— Start of Stored data —

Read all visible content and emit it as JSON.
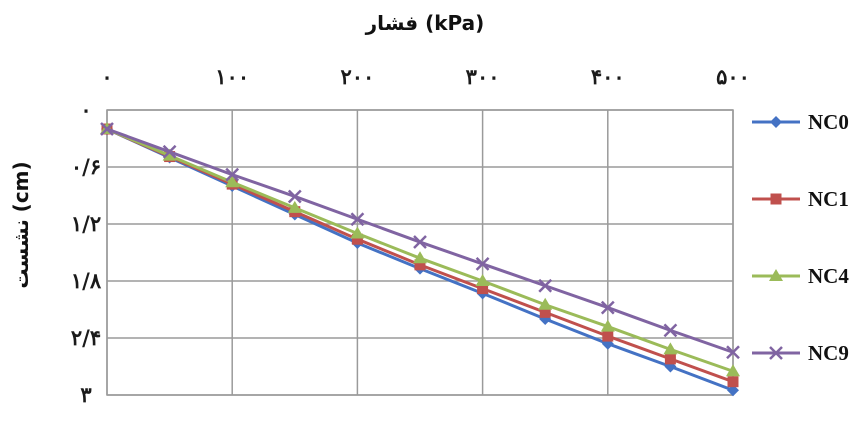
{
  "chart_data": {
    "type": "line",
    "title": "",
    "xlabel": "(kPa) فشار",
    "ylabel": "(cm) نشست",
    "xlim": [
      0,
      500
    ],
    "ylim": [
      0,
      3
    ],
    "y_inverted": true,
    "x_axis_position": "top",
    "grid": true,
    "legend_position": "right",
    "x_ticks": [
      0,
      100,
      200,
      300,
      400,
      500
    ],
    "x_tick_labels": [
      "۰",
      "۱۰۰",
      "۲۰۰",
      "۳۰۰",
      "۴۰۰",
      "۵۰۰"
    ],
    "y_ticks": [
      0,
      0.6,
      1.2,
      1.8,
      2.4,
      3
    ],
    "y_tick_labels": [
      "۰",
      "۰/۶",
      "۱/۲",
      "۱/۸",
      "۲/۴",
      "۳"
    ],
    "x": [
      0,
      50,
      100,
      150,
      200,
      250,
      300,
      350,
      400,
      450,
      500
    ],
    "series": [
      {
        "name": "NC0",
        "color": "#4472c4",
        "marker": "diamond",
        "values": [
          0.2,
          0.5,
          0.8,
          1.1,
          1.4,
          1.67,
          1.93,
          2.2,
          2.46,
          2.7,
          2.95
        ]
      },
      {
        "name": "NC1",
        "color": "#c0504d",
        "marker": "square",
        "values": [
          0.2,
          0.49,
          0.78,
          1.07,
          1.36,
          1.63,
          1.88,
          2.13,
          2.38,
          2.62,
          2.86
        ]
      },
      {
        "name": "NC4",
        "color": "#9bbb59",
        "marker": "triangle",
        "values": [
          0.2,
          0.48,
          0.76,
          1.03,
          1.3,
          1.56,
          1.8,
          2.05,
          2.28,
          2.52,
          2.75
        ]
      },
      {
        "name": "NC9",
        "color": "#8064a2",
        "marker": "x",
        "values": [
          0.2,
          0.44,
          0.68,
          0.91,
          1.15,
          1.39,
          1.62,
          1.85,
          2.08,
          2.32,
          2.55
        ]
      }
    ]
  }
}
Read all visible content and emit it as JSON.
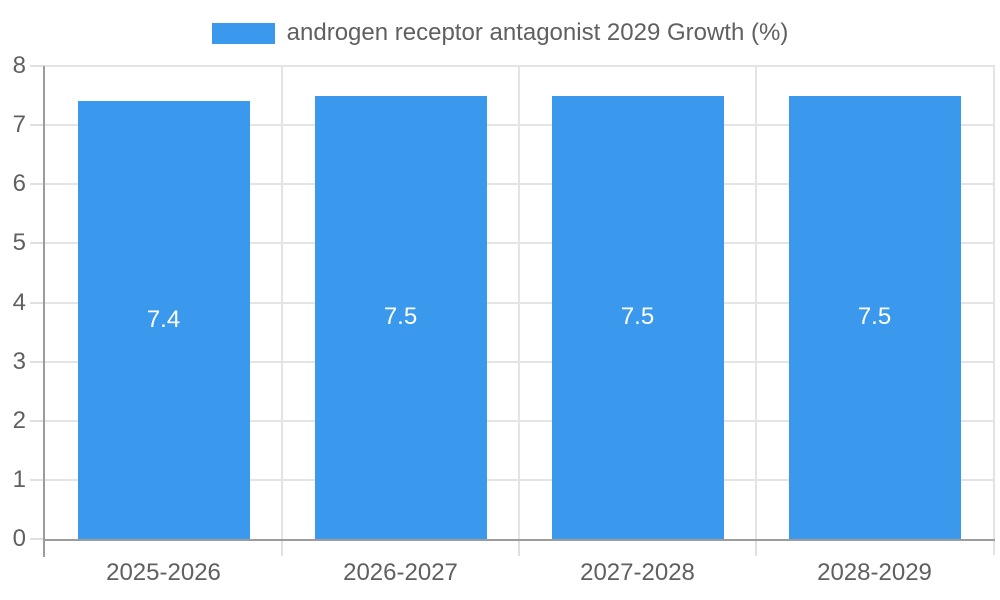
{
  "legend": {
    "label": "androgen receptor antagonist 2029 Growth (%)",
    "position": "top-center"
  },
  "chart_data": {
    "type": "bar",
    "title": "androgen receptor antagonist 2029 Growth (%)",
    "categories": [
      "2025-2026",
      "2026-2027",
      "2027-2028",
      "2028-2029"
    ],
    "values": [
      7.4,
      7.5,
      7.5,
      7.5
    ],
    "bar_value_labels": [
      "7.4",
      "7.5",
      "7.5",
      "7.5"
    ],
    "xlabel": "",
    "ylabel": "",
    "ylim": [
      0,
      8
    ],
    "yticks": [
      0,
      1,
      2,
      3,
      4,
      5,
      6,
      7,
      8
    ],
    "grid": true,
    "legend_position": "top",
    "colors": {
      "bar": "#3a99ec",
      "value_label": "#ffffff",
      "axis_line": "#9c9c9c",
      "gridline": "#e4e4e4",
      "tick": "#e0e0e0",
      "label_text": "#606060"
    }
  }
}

— End of Stored data —

Your goal: Each line of the data should be quoted exactly, with pictures left out.

Solution:
Read all visible content and emit it as JSON.
{
  "chart_data": {
    "type": "line",
    "title": "",
    "xlabel": "(kPa) فشار",
    "ylabel": "(cm) نشست",
    "xlim": [
      0,
      500
    ],
    "ylim": [
      0,
      3
    ],
    "y_inverted": true,
    "x_axis_position": "top",
    "grid": true,
    "legend_position": "right",
    "x_ticks": [
      0,
      100,
      200,
      300,
      400,
      500
    ],
    "x_tick_labels": [
      "۰",
      "۱۰۰",
      "۲۰۰",
      "۳۰۰",
      "۴۰۰",
      "۵۰۰"
    ],
    "y_ticks": [
      0,
      0.6,
      1.2,
      1.8,
      2.4,
      3
    ],
    "y_tick_labels": [
      "۰",
      "۰/۶",
      "۱/۲",
      "۱/۸",
      "۲/۴",
      "۳"
    ],
    "x": [
      0,
      50,
      100,
      150,
      200,
      250,
      300,
      350,
      400,
      450,
      500
    ],
    "series": [
      {
        "name": "NC0",
        "color": "#4472c4",
        "marker": "diamond",
        "values": [
          0.2,
          0.5,
          0.8,
          1.1,
          1.4,
          1.67,
          1.93,
          2.2,
          2.46,
          2.7,
          2.95
        ]
      },
      {
        "name": "NC1",
        "color": "#c0504d",
        "marker": "square",
        "values": [
          0.2,
          0.49,
          0.78,
          1.07,
          1.36,
          1.63,
          1.88,
          2.13,
          2.38,
          2.62,
          2.86
        ]
      },
      {
        "name": "NC4",
        "color": "#9bbb59",
        "marker": "triangle",
        "values": [
          0.2,
          0.48,
          0.76,
          1.03,
          1.3,
          1.56,
          1.8,
          2.05,
          2.28,
          2.52,
          2.75
        ]
      },
      {
        "name": "NC9",
        "color": "#8064a2",
        "marker": "x",
        "values": [
          0.2,
          0.44,
          0.68,
          0.91,
          1.15,
          1.39,
          1.62,
          1.85,
          2.08,
          2.32,
          2.55
        ]
      }
    ]
  }
}
Read all visible content and emit it as JSON.
{
  "legend": {
    "label": "androgen receptor antagonist 2029 Growth (%)",
    "position": "top-center"
  },
  "chart_data": {
    "type": "bar",
    "title": "androgen receptor antagonist 2029 Growth (%)",
    "categories": [
      "2025-2026",
      "2026-2027",
      "2027-2028",
      "2028-2029"
    ],
    "values": [
      7.4,
      7.5,
      7.5,
      7.5
    ],
    "bar_value_labels": [
      "7.4",
      "7.5",
      "7.5",
      "7.5"
    ],
    "xlabel": "",
    "ylabel": "",
    "ylim": [
      0,
      8
    ],
    "yticks": [
      0,
      1,
      2,
      3,
      4,
      5,
      6,
      7,
      8
    ],
    "grid": true,
    "legend_position": "top",
    "colors": {
      "bar": "#3a99ec",
      "value_label": "#ffffff",
      "axis_line": "#9c9c9c",
      "gridline": "#e4e4e4",
      "tick": "#e0e0e0",
      "label_text": "#606060"
    }
  }
}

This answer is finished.